::: Stored records

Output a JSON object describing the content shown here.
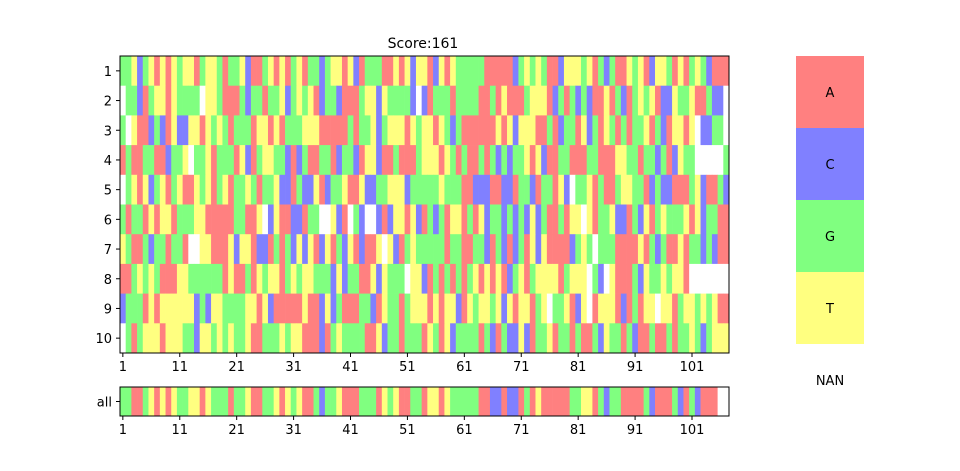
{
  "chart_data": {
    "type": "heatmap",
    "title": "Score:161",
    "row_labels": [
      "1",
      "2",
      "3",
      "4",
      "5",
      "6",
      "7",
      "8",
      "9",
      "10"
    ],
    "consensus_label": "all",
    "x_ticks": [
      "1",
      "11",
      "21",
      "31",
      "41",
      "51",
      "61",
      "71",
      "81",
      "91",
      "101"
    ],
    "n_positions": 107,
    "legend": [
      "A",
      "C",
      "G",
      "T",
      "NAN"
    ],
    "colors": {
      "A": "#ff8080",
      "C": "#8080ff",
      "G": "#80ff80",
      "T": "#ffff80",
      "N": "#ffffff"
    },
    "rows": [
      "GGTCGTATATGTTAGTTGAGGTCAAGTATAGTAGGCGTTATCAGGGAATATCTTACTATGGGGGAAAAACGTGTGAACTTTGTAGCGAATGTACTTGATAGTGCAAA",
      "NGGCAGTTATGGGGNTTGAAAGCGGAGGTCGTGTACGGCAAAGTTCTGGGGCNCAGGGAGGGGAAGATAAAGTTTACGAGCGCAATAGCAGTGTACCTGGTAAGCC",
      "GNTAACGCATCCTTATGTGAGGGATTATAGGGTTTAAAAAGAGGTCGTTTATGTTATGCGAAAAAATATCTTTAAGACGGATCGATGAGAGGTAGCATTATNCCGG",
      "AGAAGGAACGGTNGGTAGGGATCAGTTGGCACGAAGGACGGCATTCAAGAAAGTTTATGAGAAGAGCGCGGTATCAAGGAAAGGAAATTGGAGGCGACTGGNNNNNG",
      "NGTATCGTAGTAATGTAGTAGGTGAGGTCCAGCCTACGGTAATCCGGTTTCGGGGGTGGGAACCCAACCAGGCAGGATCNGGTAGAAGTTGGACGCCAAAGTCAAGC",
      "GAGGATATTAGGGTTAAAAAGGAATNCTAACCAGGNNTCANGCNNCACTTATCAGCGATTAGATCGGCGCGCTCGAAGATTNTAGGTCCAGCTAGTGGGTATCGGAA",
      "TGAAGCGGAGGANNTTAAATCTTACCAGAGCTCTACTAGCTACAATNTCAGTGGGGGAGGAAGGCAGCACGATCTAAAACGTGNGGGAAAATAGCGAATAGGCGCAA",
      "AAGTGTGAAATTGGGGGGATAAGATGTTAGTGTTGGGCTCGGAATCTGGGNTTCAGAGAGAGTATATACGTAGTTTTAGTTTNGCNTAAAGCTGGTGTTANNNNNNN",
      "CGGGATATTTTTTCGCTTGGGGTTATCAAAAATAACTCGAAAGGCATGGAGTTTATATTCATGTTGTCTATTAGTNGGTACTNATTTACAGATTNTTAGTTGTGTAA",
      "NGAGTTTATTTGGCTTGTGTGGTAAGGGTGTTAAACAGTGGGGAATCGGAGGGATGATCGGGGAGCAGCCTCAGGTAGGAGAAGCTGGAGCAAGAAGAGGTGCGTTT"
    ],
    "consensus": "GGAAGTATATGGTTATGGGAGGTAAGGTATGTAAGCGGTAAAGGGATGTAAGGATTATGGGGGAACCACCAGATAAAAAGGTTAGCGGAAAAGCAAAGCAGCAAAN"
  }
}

::::::
::: Stored records

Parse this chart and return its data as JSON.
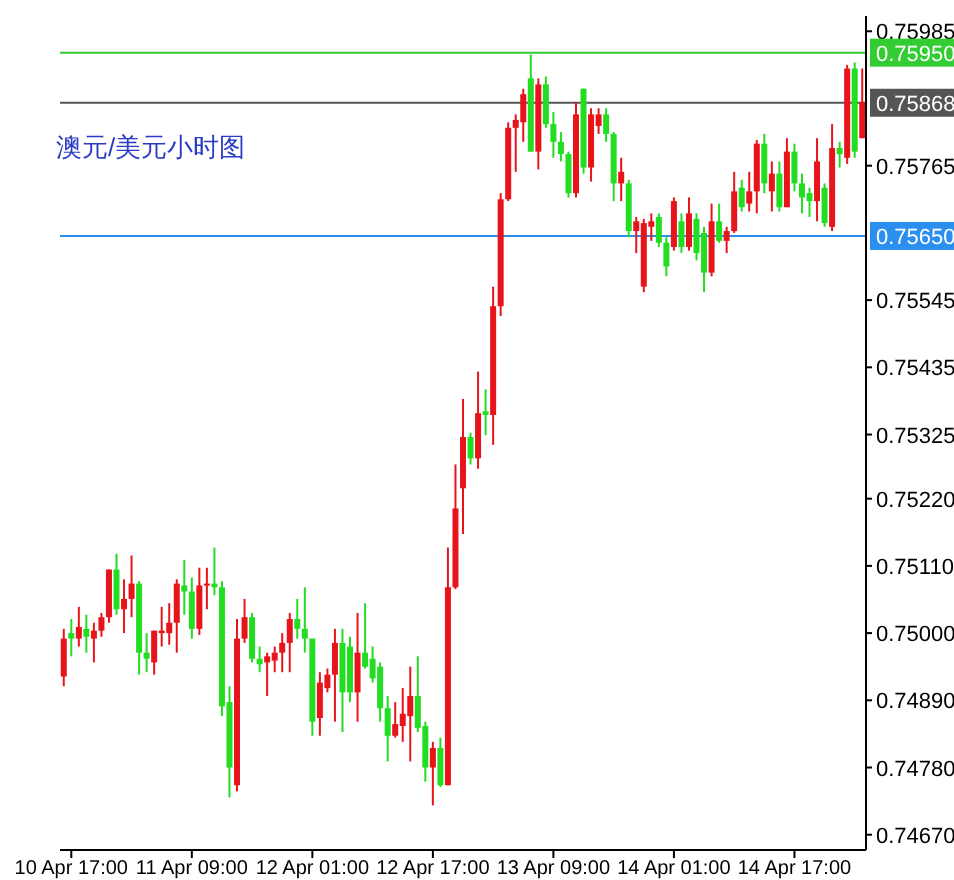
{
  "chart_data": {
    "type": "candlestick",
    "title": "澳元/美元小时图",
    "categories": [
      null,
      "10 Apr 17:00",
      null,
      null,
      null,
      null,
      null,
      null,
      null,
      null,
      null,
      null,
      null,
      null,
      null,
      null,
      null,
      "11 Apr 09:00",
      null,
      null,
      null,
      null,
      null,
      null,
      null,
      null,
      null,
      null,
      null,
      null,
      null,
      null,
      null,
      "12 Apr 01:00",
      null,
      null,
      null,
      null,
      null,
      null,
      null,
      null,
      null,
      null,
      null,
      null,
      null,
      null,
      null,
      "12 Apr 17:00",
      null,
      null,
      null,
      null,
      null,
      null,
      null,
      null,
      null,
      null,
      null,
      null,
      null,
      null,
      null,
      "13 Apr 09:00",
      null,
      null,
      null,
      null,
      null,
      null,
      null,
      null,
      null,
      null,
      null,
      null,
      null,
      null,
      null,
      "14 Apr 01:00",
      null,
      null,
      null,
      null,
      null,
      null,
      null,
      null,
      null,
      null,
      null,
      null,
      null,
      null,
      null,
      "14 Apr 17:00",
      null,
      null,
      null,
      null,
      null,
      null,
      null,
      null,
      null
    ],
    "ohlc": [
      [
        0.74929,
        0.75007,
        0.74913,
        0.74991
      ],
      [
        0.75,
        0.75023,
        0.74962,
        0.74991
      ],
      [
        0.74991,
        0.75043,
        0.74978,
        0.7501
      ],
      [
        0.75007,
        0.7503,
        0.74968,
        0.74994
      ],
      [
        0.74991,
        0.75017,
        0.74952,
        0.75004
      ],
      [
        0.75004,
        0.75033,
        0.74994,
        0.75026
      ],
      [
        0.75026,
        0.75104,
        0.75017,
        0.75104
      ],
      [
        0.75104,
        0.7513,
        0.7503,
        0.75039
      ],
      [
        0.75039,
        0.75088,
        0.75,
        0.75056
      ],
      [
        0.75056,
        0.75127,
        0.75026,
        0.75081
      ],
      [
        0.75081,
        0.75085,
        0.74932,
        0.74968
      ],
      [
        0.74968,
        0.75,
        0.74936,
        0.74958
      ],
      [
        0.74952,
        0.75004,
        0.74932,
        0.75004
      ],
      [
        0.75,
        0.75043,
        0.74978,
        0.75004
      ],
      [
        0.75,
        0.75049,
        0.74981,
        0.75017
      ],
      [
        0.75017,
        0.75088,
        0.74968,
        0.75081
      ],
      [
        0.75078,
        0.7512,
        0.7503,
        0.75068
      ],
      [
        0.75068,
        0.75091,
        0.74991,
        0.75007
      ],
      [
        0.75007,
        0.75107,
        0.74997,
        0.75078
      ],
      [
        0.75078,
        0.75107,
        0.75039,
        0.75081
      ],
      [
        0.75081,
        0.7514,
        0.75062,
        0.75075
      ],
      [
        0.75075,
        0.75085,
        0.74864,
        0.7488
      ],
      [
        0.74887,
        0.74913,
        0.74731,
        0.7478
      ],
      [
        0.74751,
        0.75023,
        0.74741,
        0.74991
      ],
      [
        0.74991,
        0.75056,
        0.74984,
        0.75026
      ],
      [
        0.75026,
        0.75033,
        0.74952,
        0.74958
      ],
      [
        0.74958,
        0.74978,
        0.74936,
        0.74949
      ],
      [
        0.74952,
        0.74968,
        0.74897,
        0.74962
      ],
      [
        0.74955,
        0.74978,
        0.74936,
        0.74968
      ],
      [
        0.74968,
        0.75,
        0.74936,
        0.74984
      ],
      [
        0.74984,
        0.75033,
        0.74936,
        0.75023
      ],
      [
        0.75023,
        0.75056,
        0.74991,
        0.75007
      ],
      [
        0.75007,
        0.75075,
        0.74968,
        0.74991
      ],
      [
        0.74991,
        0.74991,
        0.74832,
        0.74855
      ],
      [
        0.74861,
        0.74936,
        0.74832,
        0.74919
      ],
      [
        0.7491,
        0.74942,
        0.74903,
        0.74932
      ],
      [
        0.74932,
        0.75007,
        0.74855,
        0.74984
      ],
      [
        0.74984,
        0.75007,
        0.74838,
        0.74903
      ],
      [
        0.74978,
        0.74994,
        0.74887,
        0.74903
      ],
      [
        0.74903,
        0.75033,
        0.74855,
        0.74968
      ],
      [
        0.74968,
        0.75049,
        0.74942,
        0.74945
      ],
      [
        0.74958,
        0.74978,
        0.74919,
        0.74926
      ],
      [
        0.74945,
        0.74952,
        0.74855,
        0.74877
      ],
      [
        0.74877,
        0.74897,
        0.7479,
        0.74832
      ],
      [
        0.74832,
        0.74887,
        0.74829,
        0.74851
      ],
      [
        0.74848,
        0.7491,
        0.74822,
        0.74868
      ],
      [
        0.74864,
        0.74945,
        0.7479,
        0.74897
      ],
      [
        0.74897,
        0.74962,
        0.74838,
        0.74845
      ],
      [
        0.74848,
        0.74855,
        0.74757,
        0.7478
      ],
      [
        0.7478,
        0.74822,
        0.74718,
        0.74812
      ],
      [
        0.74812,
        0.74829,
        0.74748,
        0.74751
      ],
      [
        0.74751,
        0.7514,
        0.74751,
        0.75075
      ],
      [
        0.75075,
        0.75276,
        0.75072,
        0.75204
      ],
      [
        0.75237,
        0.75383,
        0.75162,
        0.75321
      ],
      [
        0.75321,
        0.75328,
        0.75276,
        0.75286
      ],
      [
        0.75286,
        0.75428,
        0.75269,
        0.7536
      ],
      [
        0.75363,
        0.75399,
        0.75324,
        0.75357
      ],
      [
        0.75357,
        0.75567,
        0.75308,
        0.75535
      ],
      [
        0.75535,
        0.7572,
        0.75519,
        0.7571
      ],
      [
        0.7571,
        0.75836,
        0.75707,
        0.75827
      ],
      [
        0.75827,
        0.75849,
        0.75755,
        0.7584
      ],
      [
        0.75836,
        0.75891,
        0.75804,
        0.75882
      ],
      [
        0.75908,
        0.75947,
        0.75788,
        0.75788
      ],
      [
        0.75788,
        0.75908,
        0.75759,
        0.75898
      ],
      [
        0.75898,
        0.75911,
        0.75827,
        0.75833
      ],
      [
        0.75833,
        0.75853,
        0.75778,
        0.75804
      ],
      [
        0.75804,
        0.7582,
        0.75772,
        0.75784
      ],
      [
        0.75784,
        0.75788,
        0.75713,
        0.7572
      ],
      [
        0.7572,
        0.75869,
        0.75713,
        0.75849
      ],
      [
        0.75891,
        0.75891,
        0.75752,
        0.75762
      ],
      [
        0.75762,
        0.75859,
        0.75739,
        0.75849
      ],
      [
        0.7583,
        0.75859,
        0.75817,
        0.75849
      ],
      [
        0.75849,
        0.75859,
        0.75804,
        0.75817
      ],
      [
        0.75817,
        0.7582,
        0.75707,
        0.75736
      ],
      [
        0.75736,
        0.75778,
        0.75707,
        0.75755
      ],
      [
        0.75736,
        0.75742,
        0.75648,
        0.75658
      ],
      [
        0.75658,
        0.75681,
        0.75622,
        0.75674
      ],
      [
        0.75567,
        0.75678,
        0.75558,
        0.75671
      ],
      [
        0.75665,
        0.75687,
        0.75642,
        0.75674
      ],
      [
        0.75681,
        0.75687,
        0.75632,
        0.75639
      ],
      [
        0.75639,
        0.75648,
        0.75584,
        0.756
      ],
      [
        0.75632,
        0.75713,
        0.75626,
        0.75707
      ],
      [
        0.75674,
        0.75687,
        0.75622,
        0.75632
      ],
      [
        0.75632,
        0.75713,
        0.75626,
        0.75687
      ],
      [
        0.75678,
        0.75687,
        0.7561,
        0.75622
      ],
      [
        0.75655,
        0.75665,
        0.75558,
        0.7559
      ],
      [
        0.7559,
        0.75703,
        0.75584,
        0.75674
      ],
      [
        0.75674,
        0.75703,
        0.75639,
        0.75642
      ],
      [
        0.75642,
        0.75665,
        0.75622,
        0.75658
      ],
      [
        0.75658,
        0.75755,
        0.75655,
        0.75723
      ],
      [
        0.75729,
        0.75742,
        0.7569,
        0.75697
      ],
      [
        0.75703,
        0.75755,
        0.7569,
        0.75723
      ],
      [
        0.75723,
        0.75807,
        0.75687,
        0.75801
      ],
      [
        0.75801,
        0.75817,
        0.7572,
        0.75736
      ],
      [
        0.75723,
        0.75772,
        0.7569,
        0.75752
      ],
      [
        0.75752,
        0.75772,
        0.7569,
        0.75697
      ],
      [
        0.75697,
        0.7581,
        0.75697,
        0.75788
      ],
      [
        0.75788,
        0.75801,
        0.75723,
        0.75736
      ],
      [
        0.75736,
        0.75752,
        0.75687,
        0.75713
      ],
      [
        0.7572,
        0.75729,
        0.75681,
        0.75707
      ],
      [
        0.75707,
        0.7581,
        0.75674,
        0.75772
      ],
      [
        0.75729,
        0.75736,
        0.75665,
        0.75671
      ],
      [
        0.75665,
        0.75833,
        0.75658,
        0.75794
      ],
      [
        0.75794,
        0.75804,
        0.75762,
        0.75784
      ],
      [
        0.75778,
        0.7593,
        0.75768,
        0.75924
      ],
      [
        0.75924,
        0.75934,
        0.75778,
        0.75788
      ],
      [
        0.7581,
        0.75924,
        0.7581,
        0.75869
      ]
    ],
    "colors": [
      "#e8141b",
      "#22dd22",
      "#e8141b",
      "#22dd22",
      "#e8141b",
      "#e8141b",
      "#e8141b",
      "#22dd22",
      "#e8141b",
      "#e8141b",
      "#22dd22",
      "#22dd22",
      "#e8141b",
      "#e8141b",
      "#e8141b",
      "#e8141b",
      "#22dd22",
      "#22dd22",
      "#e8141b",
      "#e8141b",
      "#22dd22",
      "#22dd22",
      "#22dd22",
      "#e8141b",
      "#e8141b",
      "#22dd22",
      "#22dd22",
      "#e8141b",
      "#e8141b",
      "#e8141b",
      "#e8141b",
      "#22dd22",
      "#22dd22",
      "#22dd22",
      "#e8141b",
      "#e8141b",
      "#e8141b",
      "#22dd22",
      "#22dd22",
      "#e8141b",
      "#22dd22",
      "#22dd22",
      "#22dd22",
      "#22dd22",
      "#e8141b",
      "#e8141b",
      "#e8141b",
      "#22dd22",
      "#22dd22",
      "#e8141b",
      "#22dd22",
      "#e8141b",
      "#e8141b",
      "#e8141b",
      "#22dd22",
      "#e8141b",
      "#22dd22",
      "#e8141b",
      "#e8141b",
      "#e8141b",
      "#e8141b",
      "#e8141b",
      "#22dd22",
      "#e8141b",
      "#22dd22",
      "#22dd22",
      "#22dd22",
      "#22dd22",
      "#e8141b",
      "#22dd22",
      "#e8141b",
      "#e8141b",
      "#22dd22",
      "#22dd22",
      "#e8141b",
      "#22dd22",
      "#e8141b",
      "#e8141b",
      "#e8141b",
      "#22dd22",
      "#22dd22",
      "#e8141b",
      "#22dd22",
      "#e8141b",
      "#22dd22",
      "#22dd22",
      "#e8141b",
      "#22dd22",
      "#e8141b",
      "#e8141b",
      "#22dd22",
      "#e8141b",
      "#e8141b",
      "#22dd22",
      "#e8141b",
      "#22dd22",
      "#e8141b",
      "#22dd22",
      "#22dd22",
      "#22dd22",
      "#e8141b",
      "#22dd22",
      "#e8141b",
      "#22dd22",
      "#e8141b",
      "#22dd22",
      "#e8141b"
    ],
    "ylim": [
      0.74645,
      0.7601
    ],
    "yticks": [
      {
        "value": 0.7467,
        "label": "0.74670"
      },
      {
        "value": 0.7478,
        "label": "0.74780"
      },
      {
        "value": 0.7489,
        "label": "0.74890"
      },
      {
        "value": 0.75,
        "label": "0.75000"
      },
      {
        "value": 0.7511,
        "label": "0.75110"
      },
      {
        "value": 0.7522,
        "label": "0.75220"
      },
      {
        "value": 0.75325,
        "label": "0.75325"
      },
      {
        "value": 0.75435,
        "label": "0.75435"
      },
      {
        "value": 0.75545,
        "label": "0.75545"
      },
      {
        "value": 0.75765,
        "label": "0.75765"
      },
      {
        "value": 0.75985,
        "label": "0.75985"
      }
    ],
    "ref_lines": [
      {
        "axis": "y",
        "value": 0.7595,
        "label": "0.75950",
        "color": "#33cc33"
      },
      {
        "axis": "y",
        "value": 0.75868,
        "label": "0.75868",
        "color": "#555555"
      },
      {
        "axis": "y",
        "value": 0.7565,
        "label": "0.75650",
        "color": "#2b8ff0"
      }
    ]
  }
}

::::::

**Written instruction**
Identify and list each line with the word "JSON".

**Written answer**
Output a JSON object describing the content shown here.
Parse this chart and return its data as JSON.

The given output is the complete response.